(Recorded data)
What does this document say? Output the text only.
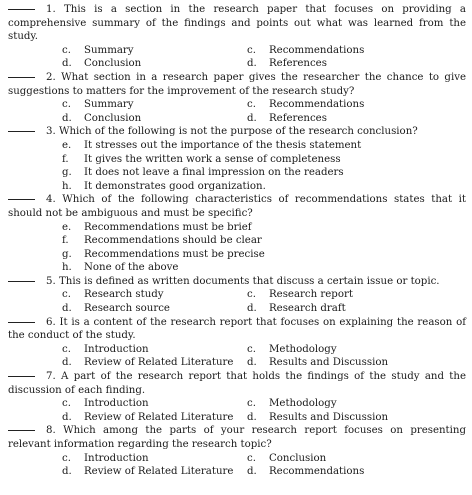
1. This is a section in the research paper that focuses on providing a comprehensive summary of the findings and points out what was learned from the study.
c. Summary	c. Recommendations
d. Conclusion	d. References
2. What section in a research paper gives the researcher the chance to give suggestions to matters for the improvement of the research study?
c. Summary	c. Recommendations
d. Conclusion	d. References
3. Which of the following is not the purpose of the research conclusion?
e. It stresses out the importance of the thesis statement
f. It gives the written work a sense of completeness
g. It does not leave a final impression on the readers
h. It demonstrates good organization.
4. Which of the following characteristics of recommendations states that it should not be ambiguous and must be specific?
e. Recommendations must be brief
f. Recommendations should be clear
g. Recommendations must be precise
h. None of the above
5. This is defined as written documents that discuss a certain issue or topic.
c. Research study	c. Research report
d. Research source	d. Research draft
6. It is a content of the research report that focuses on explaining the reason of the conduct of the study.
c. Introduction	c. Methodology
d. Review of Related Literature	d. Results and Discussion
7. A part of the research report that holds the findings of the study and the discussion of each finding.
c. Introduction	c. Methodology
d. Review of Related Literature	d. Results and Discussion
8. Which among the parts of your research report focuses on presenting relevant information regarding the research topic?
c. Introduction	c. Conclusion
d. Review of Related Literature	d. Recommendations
--
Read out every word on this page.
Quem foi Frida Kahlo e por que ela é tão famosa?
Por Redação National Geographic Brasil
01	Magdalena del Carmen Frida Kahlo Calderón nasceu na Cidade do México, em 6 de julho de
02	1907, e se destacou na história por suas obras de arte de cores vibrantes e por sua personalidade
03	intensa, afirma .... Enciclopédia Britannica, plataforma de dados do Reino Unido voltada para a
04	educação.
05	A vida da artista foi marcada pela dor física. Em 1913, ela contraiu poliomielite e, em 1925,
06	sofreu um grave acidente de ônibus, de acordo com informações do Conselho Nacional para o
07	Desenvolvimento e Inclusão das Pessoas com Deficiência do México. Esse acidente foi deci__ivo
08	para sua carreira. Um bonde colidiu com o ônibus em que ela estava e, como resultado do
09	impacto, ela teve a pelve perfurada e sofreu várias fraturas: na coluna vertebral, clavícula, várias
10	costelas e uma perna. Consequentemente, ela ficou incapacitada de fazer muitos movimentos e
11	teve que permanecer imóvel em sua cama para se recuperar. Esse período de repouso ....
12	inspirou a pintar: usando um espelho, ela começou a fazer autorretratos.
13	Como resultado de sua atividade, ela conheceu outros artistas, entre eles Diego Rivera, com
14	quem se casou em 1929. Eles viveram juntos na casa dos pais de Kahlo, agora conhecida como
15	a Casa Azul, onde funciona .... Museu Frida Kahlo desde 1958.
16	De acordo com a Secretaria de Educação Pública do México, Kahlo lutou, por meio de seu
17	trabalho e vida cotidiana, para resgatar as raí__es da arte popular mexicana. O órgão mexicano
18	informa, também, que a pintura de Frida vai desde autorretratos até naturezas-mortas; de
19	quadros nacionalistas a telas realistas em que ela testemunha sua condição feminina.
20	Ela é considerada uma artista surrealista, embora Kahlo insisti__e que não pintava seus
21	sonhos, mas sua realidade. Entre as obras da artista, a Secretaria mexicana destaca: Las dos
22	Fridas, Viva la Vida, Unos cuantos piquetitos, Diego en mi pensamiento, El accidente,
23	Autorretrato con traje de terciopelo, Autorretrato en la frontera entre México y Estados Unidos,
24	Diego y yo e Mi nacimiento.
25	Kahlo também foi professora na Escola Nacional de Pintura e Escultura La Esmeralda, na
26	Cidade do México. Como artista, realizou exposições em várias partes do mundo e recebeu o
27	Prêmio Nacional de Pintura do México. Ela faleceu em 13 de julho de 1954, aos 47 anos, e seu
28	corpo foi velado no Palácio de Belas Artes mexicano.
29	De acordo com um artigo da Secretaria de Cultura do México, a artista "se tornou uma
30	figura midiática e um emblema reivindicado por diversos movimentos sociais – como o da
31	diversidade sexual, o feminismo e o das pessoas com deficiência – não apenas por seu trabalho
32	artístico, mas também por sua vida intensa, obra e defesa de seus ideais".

Short task :: Working from the listing above, pick out every line that has "following" and copy it.

Solution to the exercise ::
3. Which of the following is not the purpose of the research conclusion?
4. Which of the following characteristics of recommendations states that it should not be ambiguous and must be specific?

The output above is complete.